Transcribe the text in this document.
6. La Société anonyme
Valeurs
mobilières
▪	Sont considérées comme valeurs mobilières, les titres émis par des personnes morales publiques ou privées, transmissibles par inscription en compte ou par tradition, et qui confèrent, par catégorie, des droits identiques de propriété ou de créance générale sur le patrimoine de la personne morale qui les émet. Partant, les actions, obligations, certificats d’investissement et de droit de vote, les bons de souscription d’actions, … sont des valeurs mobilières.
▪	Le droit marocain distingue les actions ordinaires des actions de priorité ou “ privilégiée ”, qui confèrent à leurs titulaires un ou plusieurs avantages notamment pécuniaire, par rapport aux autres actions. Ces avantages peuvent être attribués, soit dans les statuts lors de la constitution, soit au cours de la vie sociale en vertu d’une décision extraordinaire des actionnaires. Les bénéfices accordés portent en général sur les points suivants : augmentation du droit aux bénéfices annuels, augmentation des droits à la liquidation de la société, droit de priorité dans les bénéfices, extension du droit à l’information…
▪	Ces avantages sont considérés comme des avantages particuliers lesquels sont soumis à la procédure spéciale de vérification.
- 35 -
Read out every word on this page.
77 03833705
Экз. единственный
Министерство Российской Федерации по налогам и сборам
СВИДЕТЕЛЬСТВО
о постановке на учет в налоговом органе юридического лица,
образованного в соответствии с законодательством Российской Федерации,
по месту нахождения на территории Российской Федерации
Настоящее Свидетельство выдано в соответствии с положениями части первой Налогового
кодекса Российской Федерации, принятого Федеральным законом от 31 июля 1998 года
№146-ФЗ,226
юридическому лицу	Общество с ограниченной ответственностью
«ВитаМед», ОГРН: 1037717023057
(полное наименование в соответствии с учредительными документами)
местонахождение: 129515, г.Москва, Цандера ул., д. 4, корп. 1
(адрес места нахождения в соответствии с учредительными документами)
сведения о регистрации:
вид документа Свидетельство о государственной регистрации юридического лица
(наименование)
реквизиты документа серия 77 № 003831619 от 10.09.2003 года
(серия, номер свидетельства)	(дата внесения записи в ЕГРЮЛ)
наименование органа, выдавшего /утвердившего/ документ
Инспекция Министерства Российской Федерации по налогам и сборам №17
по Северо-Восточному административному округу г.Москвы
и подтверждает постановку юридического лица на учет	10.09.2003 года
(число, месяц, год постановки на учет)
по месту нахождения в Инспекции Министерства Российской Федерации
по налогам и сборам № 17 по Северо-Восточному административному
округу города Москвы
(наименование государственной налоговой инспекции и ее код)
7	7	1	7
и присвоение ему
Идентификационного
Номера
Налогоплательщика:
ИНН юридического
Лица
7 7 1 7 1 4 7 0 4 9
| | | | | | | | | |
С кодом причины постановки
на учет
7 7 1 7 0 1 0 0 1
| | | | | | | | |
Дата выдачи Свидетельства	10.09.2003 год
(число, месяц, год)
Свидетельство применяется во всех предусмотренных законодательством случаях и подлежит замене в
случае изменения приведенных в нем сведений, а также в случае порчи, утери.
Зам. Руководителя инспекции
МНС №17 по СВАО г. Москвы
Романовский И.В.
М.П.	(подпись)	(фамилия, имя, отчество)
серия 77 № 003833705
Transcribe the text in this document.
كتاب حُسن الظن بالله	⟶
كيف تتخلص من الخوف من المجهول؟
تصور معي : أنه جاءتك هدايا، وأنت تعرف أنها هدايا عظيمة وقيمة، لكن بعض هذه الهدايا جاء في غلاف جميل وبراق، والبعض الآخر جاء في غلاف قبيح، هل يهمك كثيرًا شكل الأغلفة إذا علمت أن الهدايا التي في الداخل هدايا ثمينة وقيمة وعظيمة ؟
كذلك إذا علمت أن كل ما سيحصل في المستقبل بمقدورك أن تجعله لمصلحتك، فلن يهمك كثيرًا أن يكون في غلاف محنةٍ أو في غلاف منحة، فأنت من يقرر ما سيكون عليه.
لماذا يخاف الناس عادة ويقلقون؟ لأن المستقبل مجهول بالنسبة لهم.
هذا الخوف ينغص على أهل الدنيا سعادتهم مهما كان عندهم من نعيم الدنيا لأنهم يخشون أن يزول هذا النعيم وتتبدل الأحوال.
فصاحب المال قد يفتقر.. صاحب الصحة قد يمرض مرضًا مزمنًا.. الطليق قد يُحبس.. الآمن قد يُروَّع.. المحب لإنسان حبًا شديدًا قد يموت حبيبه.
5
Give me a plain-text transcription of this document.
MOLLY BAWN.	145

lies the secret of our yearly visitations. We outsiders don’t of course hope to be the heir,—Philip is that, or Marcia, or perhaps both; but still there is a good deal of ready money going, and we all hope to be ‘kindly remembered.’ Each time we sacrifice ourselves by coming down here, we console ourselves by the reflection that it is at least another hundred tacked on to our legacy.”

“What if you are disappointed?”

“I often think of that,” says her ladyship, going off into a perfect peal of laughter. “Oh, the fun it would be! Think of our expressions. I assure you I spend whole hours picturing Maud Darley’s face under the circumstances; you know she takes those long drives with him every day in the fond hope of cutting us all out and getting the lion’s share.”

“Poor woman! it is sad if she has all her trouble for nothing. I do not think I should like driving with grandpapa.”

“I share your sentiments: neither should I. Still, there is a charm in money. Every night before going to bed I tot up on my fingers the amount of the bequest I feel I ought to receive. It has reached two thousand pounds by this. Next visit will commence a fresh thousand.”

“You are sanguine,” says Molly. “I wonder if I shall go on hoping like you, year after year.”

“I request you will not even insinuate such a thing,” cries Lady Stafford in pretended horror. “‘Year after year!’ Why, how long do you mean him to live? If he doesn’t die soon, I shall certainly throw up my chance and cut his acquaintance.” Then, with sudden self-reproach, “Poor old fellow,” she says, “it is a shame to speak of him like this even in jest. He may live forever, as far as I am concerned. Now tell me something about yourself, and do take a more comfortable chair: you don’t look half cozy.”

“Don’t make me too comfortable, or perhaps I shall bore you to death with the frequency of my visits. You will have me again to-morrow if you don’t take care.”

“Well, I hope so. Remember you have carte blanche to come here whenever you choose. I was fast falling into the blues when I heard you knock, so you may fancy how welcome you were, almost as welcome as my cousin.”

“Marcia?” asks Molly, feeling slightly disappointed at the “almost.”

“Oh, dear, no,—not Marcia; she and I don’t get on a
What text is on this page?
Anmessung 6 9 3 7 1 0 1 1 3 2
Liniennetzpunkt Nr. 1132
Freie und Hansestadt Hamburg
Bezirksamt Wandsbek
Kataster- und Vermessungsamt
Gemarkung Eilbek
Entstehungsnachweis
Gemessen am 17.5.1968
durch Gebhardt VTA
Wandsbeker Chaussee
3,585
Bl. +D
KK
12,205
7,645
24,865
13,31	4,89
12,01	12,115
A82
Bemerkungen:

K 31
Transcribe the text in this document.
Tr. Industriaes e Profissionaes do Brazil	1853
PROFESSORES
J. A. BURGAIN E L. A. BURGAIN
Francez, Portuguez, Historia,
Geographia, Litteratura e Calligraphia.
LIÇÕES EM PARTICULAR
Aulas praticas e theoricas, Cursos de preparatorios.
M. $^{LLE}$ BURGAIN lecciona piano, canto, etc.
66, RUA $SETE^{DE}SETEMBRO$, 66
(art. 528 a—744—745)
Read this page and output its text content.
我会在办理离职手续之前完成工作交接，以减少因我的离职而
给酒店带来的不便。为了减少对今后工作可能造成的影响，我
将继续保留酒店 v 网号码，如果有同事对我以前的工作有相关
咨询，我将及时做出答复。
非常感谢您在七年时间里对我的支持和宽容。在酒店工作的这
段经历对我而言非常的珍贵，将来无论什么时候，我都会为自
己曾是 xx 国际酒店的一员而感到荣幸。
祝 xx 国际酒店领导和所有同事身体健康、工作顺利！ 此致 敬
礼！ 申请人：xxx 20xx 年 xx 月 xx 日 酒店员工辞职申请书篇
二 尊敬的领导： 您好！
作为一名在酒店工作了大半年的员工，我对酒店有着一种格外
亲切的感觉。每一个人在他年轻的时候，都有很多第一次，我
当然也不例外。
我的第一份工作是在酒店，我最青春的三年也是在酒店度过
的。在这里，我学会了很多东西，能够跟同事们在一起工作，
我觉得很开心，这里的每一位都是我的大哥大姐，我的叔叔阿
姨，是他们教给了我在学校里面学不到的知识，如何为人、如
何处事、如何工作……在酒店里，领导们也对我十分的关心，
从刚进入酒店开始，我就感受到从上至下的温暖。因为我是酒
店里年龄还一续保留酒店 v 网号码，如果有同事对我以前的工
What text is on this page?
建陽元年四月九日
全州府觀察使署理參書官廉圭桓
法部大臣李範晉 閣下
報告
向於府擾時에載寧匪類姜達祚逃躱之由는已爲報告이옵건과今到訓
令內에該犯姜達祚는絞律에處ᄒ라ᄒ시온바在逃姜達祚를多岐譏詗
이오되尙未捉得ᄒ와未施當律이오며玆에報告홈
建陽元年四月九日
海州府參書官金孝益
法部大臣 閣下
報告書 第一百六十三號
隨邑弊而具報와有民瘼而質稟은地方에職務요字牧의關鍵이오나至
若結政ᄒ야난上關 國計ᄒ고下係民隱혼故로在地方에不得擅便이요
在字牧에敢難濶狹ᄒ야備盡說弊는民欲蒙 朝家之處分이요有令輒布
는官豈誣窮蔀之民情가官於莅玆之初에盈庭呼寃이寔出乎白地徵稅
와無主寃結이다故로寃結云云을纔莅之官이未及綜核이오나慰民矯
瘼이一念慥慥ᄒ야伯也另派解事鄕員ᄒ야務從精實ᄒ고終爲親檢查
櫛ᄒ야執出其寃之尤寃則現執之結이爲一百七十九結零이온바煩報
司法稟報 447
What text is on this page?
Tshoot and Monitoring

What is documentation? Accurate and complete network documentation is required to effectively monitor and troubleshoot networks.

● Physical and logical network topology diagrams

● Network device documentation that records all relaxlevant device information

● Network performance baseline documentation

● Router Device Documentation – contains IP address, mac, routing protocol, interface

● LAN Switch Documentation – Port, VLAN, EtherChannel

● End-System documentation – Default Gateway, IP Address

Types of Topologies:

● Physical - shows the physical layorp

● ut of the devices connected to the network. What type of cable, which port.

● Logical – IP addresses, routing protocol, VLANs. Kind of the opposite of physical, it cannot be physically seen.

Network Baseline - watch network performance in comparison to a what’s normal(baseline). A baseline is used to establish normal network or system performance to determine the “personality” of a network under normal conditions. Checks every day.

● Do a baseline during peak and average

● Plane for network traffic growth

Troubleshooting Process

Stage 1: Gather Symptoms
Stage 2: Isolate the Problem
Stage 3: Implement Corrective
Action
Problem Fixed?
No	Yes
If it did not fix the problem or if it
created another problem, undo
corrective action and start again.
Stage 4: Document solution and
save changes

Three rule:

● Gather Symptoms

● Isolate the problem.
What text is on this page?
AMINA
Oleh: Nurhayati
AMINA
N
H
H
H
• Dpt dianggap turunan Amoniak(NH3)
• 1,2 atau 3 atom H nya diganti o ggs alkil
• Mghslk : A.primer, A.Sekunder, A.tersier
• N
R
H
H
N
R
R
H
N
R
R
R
####
**Task to carry out:**
Identify all lines where the word "Северо" shows up. Copy them.

**Output for this task:**
по Северо-Восточному административному округу г.Москвы
по налогам и сборам № 17 по Северо-Восточному административному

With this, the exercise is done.